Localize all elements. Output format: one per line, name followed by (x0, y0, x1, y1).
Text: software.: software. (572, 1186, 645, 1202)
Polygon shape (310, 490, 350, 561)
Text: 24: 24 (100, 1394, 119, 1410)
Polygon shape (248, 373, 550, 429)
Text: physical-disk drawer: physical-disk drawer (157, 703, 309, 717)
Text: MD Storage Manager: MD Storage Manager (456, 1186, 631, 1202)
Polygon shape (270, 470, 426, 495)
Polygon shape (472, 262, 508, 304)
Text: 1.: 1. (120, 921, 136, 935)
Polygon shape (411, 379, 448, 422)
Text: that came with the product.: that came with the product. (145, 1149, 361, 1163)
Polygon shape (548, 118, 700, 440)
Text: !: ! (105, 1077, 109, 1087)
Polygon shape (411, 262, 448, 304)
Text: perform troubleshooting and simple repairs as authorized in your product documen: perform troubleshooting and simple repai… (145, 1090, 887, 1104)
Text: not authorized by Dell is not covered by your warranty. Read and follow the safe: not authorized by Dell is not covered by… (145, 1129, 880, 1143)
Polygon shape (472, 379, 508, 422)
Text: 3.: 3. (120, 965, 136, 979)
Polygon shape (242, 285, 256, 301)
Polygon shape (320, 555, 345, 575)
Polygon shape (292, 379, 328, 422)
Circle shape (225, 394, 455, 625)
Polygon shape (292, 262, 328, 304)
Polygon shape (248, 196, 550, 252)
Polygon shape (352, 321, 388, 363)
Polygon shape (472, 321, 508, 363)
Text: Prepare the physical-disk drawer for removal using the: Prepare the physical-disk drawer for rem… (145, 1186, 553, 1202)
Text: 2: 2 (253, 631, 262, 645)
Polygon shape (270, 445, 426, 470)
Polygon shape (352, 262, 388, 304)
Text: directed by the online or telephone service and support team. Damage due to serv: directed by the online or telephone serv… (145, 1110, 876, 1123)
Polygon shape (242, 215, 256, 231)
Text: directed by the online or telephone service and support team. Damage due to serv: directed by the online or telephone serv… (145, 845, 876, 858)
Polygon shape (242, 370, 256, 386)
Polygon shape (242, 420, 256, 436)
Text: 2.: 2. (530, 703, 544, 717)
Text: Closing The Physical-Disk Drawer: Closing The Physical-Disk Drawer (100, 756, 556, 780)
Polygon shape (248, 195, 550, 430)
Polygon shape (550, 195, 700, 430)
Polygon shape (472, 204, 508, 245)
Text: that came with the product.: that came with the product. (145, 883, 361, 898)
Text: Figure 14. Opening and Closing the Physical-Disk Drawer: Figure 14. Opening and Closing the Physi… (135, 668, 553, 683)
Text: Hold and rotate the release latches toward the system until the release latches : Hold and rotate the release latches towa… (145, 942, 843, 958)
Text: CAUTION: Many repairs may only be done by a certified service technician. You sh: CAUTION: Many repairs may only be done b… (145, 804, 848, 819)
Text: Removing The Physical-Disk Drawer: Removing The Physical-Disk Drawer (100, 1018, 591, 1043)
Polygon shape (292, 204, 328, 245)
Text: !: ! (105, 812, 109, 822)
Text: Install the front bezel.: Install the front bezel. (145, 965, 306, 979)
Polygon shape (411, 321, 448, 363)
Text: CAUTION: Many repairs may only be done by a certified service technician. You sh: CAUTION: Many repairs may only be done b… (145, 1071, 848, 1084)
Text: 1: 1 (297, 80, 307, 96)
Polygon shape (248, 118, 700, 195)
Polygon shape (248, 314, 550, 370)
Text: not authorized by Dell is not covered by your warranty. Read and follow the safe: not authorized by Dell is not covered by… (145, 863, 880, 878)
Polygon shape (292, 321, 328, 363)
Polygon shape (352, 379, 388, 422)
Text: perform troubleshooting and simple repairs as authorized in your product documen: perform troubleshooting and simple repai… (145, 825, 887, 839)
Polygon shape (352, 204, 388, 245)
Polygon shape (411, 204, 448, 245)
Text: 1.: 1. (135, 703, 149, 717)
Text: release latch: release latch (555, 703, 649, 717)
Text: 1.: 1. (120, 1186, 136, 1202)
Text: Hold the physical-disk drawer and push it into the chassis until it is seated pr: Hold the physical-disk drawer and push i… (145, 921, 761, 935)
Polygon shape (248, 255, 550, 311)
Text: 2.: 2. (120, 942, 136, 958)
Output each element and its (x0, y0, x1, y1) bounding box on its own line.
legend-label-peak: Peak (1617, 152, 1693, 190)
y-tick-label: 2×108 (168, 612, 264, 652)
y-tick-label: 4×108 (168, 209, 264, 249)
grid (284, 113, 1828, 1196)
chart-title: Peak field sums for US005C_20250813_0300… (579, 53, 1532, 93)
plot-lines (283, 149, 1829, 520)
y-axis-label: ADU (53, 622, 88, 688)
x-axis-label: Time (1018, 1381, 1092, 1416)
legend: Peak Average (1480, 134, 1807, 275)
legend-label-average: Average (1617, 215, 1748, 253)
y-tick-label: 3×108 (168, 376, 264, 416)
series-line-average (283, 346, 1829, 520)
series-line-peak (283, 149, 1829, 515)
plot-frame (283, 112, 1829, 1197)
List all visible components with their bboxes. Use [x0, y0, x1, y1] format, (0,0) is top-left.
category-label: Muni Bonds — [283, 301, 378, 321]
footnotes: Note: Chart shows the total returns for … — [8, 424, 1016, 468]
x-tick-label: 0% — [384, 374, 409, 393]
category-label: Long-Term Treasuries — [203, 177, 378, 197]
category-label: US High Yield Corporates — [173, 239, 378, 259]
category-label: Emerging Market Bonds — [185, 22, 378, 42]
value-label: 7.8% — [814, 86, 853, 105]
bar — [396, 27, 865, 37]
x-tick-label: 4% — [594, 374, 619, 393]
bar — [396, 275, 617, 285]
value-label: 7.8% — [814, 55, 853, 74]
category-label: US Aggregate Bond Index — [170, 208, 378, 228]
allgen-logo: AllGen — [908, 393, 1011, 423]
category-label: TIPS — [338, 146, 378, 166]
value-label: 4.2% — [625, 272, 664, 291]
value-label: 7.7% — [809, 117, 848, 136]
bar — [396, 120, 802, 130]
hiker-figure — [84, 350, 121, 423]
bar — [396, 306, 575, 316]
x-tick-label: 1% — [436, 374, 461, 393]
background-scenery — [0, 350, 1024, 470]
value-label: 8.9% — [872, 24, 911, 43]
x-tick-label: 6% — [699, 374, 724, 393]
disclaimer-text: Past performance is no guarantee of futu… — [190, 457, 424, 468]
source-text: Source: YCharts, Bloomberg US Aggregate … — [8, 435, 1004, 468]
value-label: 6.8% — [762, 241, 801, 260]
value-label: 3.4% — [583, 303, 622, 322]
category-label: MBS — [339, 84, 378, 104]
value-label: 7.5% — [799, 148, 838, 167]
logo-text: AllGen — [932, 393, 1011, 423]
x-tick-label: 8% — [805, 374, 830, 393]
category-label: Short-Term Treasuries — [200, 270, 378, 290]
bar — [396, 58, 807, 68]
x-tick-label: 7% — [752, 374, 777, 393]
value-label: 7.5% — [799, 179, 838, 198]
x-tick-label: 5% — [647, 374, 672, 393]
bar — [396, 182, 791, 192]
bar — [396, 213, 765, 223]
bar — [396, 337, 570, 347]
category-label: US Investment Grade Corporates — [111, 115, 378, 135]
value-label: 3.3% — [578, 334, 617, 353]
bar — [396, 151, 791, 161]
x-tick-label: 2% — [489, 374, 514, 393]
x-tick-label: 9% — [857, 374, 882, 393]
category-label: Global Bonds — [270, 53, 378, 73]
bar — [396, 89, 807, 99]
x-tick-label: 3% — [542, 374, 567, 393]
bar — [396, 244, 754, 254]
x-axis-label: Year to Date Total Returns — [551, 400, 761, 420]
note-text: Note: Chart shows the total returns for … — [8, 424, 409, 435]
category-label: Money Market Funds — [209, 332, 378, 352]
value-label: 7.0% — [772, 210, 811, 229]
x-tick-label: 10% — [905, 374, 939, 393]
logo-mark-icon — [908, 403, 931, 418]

⁂

Prompt
Please return the entries verbatim, starting at the very first line and ending at the line that contains "Polygon shape (411, 379, 448, 422)".

Answer
Localize all elements. Output format: one per line, name followed by (x0, y0, x1, y1).
Text: software.: software. (572, 1186, 645, 1202)
Polygon shape (310, 490, 350, 561)
Text: 24: 24 (100, 1394, 119, 1410)
Polygon shape (248, 373, 550, 429)
Text: physical-disk drawer: physical-disk drawer (157, 703, 309, 717)
Text: MD Storage Manager: MD Storage Manager (456, 1186, 631, 1202)
Polygon shape (270, 470, 426, 495)
Polygon shape (472, 262, 508, 304)
Text: 1.: 1. (120, 921, 136, 935)
Polygon shape (411, 379, 448, 422)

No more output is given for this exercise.